[Information given]
.....

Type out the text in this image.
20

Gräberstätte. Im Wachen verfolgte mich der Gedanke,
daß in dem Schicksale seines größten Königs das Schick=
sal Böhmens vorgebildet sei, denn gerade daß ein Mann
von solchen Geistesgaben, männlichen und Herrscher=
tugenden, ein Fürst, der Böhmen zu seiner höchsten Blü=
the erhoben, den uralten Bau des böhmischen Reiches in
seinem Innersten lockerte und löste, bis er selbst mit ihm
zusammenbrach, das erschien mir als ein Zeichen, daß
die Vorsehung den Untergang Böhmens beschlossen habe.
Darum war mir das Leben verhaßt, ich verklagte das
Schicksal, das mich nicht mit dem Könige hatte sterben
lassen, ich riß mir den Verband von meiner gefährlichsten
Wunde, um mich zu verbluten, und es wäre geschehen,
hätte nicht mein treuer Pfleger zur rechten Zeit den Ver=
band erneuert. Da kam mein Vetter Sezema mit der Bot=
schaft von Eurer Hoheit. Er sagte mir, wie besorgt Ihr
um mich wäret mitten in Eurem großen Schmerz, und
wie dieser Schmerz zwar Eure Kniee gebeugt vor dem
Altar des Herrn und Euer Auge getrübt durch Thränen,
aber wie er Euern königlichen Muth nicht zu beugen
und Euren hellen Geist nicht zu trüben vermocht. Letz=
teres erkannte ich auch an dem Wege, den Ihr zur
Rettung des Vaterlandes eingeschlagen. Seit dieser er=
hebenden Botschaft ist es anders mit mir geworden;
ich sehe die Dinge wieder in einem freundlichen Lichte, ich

.....

[Exercise aim]
Every line above should be retyped exactly as given.

[Finished task]
Type out the text in this image.
20

Gräberstätte. Im Wachen verfolgte mich der Gedanke,
daß in dem Schicksale seines größten Königs das Schick=
sal Böhmens vorgebildet sei, denn gerade daß ein Mann
von solchen Geistesgaben, männlichen und Herrscher=
tugenden, ein Fürst, der Böhmen zu seiner höchsten Blü=
the erhoben, den uralten Bau des böhmischen Reiches in
seinem Innersten lockerte und löste, bis er selbst mit ihm
zusammenbrach, das erschien mir als ein Zeichen, daß
die Vorsehung den Untergang Böhmens beschlossen habe.
Darum war mir das Leben verhaßt, ich verklagte das
Schicksal, das mich nicht mit dem Könige hatte sterben
lassen, ich riß mir den Verband von meiner gefährlichsten
Wunde, um mich zu verbluten, und es wäre geschehen,
hätte nicht mein treuer Pfleger zur rechten Zeit den Ver=
band erneuert. Da kam mein Vetter Sezema mit der Bot=
schaft von Eurer Hoheit. Er sagte mir, wie besorgt Ihr
um mich wäret mitten in Eurem großen Schmerz, und
wie dieser Schmerz zwar Eure Kniee gebeugt vor dem
Altar des Herrn und Euer Auge getrübt durch Thränen,
aber wie er Euern königlichen Muth nicht zu beugen
und Euren hellen Geist nicht zu trüben vermocht. Letz=
teres erkannte ich auch an dem Wege, den Ihr zur
Rettung des Vaterlandes eingeschlagen. Seit dieser er=
hebenden Botschaft ist es anders mit mir geworden;
ich sehe die Dinge wieder in einem freundlichen Lichte, ich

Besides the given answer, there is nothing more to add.